PROBLEM TO WORK ON ▸
Search the entries below. Return every line that has "broad" in it.

* Start *

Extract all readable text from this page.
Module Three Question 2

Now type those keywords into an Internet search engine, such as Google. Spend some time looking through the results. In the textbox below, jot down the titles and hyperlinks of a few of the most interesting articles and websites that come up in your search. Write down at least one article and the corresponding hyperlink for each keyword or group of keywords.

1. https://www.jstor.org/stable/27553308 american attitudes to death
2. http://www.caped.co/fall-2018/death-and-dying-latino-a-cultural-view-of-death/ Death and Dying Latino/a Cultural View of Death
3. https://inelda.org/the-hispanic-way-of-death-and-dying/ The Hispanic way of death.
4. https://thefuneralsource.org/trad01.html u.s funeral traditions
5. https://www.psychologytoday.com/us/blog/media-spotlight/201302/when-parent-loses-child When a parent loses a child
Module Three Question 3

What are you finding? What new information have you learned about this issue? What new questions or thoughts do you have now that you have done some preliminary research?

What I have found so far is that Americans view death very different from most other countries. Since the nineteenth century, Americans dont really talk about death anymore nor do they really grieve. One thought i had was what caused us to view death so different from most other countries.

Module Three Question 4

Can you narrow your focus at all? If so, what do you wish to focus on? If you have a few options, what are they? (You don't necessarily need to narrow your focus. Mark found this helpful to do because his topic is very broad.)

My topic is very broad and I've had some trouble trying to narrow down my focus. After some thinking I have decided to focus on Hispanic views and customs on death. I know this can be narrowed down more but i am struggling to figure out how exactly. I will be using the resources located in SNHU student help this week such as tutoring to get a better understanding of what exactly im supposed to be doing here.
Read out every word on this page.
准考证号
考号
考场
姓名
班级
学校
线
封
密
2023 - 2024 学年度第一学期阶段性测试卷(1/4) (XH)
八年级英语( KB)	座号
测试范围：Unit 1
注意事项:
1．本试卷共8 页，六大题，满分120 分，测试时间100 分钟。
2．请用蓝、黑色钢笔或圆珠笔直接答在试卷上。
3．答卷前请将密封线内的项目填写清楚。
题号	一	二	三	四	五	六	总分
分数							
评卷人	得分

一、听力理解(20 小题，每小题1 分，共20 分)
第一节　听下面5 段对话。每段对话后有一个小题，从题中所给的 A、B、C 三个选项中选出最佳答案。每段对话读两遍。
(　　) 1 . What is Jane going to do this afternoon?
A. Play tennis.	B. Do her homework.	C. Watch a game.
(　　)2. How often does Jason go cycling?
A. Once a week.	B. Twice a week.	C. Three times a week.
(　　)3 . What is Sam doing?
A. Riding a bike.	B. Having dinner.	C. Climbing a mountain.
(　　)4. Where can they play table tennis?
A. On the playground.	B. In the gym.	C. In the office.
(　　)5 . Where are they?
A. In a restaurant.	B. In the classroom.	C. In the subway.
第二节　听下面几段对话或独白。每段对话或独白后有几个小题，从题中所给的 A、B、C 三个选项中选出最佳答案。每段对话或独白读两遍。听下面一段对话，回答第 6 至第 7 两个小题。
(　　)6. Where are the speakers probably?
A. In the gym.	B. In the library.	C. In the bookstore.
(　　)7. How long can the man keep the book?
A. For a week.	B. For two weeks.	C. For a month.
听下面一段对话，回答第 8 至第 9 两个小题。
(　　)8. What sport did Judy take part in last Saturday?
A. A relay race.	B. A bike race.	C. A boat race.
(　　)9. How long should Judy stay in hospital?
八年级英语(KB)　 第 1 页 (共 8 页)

* End *

REPLY ▸
Can you narrow your focus at all? If so, what do you wish to focus on? If you have a few options, what are they? (You don't necessarily need to narrow your focus. Mark found this helpful to do because his topic is very broad.)
My topic is very broad and I've had some trouble trying to narrow down my focus. After some thinking I have decided to focus on Hispanic views and customs on death. I know this can be narrowed down more but i am struggling to figure out how exactly. I will be using the resources located in SNHU student help this week such as tutoring to get a better understanding of what exactly im supposed to be doing here.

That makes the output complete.